__AIM OF THE TASK__
Lift out all lines below that contain "Markup".

__SUPPLIED MATERIAL__
==================================================
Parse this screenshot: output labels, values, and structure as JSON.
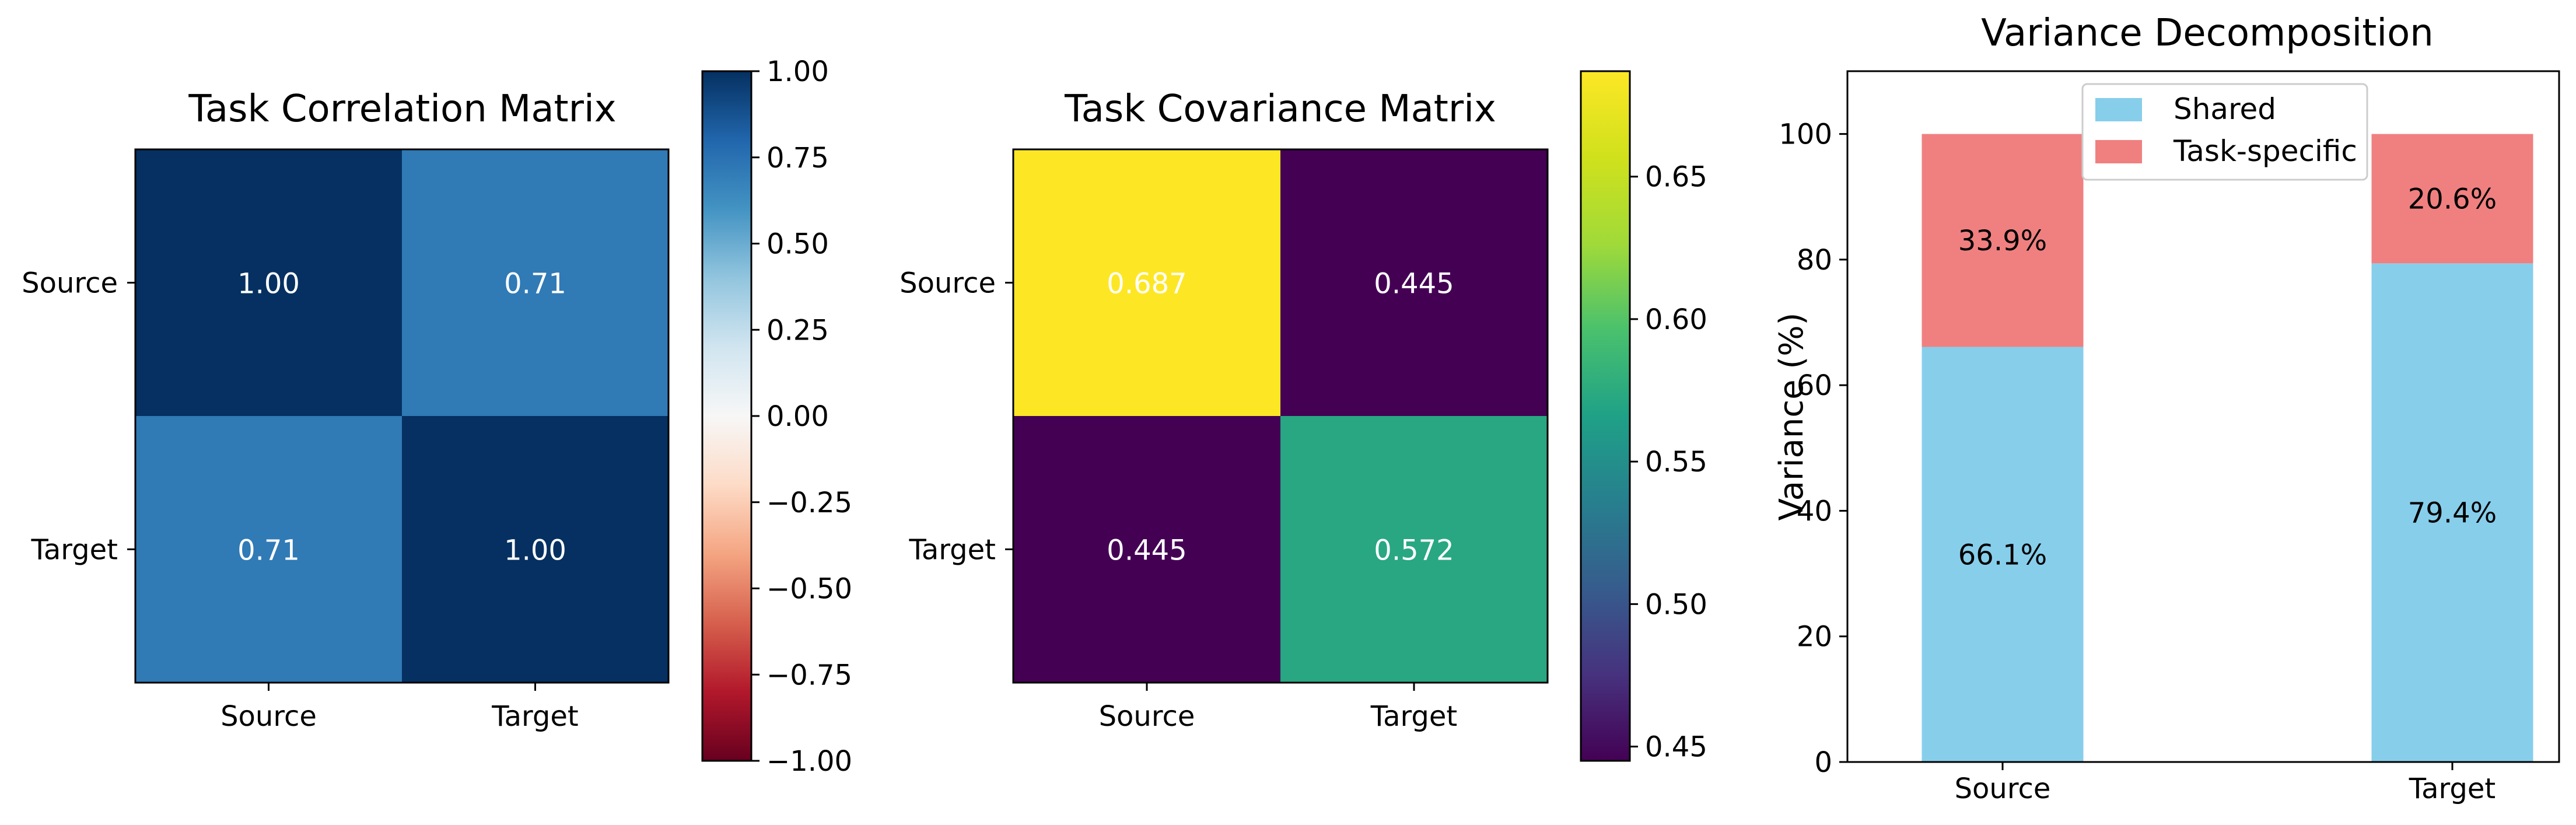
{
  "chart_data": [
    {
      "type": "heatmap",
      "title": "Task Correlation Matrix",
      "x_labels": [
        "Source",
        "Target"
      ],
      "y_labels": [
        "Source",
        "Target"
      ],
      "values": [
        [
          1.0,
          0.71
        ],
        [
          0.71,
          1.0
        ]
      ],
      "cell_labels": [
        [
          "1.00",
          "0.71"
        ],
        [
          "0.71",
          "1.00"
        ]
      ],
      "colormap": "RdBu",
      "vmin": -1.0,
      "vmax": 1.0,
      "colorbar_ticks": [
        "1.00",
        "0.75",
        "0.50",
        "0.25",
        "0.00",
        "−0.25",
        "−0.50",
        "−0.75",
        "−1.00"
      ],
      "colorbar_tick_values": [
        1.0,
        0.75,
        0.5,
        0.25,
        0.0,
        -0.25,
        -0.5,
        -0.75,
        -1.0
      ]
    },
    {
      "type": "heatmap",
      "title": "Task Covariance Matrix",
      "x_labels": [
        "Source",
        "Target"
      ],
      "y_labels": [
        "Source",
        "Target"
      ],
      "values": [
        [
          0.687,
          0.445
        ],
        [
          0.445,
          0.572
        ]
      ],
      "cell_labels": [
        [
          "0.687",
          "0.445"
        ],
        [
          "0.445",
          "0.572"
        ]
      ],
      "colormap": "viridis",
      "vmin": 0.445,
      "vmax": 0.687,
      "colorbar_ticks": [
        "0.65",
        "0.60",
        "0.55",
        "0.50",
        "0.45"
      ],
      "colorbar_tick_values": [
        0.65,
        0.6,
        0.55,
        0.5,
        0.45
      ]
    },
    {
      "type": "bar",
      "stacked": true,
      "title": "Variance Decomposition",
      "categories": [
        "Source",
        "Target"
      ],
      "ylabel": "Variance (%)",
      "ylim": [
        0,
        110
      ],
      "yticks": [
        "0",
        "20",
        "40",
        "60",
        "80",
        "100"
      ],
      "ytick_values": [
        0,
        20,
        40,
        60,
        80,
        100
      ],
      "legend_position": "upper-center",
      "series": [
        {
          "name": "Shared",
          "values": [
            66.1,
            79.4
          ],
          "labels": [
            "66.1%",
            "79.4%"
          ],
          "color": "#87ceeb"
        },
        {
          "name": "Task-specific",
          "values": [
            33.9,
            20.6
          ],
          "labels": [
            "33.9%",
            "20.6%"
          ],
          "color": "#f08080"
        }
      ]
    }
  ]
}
==================================================
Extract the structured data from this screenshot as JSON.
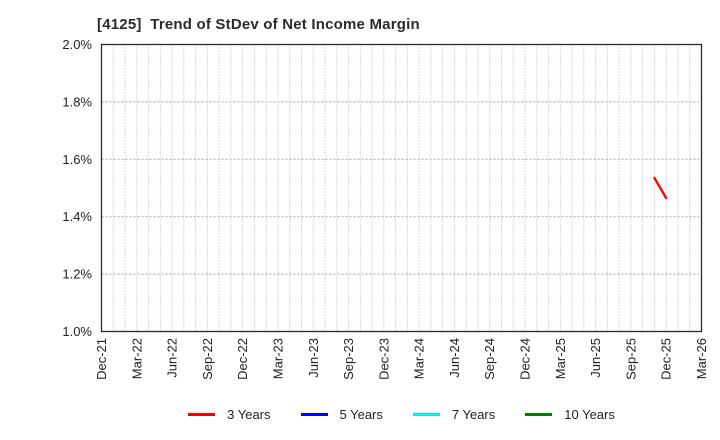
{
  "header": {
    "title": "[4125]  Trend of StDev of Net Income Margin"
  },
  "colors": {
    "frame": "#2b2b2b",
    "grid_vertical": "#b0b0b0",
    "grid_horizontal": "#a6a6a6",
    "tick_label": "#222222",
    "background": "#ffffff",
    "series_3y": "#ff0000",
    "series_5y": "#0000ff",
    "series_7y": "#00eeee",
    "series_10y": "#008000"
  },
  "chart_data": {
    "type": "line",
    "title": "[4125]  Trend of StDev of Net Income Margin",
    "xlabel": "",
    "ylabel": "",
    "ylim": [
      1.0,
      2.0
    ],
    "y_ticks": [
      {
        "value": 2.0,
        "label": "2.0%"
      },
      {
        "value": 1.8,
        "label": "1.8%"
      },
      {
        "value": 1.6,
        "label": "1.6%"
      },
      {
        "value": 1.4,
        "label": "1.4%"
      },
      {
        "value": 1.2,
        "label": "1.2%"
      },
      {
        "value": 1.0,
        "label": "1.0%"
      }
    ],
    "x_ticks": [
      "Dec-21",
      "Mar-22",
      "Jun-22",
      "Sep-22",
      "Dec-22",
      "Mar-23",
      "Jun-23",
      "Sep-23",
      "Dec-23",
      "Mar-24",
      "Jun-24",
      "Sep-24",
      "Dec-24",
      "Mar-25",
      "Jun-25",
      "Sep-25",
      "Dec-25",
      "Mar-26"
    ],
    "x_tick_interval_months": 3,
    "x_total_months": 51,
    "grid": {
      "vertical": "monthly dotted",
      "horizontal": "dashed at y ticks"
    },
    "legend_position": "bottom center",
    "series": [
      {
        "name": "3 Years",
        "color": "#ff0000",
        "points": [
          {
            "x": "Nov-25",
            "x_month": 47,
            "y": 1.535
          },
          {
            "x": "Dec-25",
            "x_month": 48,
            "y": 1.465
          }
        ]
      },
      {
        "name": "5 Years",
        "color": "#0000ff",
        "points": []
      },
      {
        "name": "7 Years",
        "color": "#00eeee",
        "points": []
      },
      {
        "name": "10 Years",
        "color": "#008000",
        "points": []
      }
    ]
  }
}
==================================================
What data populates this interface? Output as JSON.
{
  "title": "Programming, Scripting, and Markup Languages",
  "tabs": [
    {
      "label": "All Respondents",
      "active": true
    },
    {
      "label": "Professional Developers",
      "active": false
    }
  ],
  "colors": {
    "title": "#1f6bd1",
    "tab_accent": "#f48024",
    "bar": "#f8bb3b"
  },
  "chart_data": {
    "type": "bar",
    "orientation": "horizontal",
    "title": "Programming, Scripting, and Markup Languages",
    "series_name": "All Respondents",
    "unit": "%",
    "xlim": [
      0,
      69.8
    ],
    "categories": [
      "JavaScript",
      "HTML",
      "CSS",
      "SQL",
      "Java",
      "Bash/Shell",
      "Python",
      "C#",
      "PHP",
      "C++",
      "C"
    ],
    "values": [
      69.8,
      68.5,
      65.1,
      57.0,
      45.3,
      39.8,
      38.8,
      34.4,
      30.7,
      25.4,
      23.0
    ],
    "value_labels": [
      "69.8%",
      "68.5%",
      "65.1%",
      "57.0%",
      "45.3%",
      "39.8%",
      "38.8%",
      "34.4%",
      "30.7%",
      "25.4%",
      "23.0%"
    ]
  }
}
==================================================
__EXPECTED OUTPUT__
  "title": "Programming, Scripting, and Markup Languages",
    "title": "Programming, Scripting, and Markup Languages",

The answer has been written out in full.